| THE TASK |
Go through the records and show each line where the word "JSON" occurs.

—————

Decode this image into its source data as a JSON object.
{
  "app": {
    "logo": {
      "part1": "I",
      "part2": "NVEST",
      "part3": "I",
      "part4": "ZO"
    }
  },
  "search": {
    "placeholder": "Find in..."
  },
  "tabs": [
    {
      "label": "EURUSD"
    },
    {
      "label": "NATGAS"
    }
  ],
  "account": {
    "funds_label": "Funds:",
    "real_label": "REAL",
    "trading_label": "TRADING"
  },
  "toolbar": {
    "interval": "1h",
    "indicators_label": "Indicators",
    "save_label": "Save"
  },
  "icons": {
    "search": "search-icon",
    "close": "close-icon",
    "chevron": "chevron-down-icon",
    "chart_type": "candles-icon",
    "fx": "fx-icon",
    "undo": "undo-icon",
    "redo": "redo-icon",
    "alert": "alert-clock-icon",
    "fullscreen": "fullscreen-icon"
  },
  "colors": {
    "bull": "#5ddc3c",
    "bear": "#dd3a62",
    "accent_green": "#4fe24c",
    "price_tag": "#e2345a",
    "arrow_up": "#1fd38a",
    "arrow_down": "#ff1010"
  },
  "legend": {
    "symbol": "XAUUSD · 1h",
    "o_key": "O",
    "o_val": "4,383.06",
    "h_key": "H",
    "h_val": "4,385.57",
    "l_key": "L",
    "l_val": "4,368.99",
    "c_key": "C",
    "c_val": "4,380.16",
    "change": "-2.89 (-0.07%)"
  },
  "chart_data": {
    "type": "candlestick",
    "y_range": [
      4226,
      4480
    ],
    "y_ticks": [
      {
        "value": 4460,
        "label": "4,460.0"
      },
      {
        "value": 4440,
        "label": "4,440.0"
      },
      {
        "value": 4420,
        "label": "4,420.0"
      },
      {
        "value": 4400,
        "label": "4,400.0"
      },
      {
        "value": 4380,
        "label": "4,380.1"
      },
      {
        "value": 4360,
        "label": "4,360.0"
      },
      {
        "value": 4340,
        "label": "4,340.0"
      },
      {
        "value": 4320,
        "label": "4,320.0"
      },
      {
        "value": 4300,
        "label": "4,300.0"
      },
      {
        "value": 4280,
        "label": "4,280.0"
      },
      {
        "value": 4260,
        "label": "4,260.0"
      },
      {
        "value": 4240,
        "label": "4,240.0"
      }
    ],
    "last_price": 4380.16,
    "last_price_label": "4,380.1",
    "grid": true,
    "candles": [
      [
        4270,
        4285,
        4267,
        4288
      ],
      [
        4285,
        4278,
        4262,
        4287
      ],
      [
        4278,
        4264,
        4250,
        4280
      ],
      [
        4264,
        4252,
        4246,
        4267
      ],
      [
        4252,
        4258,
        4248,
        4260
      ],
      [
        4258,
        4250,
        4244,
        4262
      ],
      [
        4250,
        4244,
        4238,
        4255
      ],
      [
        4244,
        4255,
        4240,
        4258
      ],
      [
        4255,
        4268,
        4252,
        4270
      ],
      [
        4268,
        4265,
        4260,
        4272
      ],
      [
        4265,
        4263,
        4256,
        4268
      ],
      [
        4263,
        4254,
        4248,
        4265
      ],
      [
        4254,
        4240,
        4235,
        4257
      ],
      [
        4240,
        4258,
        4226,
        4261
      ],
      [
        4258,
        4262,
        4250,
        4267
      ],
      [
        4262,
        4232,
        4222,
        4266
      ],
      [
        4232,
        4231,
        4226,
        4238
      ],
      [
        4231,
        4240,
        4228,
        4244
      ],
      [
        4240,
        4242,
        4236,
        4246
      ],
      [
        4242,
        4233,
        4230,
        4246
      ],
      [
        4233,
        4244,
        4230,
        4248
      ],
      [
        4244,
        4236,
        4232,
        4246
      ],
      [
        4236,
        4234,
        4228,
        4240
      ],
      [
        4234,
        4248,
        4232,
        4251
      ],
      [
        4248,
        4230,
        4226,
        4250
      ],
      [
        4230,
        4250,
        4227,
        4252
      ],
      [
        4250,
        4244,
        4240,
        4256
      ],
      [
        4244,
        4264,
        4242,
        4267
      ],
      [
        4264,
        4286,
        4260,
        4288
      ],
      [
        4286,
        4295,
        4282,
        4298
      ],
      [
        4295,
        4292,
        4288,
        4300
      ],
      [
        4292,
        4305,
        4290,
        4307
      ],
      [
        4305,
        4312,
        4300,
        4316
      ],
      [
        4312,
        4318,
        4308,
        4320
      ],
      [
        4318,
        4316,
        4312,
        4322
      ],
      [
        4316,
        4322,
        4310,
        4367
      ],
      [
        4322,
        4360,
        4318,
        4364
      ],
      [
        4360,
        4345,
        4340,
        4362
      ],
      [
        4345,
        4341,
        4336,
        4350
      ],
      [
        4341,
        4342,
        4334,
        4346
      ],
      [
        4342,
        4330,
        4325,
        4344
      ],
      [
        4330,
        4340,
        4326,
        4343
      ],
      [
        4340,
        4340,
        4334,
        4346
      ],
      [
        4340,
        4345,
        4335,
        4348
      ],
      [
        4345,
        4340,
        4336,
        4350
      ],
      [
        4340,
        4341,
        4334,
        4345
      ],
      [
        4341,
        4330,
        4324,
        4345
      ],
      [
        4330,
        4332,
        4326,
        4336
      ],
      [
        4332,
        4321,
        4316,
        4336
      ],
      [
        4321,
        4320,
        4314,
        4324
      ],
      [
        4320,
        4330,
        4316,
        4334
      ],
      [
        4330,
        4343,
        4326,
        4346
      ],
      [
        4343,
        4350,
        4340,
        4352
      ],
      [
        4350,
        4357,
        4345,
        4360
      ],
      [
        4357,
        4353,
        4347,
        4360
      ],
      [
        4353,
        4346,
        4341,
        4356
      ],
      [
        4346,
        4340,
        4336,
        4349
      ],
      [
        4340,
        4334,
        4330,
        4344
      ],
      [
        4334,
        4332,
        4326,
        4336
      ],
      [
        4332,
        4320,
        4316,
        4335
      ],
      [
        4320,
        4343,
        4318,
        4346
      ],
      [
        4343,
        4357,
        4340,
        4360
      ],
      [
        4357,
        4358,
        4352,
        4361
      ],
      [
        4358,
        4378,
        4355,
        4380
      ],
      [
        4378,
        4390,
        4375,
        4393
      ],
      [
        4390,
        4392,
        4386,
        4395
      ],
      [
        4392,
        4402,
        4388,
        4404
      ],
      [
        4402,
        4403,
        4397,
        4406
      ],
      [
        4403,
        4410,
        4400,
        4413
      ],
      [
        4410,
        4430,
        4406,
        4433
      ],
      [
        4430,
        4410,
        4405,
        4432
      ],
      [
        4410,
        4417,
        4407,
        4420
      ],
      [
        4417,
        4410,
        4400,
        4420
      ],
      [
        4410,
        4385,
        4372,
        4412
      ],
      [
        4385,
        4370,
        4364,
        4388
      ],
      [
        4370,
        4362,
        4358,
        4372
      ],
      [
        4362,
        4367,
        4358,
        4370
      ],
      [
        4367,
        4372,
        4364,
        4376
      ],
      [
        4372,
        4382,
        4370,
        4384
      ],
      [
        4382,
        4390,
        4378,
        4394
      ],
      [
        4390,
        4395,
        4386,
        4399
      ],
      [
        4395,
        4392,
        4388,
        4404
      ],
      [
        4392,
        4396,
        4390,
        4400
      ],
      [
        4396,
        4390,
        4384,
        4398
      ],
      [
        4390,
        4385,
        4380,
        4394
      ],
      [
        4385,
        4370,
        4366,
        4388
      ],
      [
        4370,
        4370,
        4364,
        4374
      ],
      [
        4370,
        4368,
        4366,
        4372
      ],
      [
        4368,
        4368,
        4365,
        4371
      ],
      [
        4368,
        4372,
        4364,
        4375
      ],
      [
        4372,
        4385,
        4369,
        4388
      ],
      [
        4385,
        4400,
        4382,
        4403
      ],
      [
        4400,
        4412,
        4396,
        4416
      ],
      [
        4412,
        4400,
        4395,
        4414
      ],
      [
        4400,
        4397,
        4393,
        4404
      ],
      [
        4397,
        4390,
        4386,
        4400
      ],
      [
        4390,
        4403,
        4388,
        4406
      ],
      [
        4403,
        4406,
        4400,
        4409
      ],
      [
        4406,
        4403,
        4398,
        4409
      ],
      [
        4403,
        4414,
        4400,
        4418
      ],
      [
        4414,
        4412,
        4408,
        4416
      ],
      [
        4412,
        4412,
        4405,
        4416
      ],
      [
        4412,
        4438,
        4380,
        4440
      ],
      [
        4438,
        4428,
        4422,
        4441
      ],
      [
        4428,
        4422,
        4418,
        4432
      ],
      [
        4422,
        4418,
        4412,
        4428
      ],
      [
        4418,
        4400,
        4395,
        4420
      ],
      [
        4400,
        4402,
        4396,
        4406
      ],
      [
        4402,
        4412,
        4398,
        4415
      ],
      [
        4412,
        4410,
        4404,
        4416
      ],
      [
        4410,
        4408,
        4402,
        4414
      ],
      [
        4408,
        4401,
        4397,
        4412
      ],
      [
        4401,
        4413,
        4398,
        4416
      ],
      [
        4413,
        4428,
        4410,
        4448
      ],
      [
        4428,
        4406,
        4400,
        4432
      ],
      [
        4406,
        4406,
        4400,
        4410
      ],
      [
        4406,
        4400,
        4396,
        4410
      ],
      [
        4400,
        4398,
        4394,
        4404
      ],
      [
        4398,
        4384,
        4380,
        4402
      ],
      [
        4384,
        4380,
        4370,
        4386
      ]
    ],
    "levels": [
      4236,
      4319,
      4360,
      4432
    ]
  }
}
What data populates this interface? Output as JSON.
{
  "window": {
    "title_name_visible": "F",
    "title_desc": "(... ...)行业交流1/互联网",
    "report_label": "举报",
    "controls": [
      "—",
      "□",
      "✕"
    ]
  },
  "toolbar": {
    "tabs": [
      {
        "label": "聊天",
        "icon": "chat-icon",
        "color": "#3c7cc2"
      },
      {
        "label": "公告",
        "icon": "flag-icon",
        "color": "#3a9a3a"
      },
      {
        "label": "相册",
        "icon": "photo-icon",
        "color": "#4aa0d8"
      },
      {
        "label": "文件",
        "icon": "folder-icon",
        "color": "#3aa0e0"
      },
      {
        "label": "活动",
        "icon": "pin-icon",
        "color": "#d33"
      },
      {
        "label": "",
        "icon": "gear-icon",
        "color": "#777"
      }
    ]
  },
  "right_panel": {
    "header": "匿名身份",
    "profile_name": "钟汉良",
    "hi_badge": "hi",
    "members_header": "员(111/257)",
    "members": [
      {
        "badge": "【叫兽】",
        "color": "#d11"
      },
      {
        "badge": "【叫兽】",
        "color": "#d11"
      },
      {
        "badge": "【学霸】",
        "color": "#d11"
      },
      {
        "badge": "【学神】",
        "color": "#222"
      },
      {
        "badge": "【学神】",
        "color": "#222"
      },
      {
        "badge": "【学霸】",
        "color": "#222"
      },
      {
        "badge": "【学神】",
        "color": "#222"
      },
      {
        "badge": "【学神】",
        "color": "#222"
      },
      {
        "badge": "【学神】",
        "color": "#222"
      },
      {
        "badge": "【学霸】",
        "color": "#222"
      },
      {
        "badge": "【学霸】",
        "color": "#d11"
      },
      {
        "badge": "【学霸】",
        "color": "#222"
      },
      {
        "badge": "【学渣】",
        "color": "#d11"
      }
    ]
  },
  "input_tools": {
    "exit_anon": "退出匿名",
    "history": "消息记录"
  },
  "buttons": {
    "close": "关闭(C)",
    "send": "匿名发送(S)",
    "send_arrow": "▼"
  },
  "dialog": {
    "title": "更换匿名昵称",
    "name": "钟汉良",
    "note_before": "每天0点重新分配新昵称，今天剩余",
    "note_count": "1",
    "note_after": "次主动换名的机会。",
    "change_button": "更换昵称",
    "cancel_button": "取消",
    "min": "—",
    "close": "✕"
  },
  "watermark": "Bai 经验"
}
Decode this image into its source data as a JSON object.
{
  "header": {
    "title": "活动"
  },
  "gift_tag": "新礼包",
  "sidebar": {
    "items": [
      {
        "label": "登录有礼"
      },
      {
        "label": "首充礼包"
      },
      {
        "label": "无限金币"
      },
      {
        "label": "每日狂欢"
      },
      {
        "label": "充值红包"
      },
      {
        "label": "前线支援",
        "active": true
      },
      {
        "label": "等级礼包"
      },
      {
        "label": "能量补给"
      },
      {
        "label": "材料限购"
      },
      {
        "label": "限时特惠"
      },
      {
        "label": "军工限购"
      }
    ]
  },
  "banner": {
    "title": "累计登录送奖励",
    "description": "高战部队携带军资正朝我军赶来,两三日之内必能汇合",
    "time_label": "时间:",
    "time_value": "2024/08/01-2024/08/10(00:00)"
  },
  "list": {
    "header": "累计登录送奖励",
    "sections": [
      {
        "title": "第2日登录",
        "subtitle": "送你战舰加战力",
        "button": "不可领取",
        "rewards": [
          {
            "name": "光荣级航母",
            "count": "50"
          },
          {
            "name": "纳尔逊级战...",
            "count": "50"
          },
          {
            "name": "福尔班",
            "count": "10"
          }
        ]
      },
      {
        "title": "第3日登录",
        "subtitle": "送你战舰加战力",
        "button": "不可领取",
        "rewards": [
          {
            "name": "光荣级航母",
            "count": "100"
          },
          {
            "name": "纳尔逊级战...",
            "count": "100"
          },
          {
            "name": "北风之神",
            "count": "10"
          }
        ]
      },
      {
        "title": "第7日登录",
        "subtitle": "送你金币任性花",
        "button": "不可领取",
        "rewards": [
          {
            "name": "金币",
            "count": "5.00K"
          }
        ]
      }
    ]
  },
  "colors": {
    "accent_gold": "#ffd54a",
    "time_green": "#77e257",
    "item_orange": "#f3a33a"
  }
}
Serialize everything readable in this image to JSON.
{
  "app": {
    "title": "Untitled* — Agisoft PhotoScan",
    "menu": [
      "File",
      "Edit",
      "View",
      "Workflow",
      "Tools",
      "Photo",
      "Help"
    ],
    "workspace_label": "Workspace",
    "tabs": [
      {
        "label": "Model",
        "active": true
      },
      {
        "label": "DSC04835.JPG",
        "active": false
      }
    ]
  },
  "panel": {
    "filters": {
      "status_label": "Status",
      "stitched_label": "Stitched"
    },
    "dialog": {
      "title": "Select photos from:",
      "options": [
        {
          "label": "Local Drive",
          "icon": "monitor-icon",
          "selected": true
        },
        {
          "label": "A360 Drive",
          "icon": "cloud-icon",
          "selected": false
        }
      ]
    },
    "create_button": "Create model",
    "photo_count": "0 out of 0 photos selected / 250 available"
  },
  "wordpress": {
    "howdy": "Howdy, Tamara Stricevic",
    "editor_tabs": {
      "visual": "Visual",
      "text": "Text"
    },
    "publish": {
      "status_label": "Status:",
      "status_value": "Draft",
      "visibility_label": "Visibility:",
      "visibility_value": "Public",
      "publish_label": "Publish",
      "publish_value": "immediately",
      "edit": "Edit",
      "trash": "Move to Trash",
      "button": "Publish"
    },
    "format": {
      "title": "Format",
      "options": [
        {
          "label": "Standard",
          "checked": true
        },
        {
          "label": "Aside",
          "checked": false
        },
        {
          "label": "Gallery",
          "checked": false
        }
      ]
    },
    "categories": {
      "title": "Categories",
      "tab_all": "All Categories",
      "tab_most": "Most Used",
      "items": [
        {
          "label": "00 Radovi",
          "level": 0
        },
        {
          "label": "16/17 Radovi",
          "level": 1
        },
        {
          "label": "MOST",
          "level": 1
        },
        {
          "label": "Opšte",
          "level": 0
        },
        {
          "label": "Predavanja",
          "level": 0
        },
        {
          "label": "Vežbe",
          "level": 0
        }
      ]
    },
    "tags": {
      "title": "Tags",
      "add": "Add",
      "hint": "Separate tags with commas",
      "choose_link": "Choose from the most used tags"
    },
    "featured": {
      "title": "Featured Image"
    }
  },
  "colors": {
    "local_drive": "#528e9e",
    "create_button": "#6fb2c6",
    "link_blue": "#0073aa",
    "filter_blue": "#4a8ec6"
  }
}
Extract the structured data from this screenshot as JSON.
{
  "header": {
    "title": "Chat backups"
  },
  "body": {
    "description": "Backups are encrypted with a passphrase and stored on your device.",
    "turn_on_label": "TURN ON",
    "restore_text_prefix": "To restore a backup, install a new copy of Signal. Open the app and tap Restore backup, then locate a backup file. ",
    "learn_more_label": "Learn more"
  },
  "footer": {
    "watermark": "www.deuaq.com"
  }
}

—————

| EXERCISE RESULT |
Decode this image into its source data as a JSON object.
What data populates this interface? Output as JSON.
Decode this image into its source data as a JSON object.
Serialize everything readable in this image to JSON.
Extract the structured data from this screenshot as JSON.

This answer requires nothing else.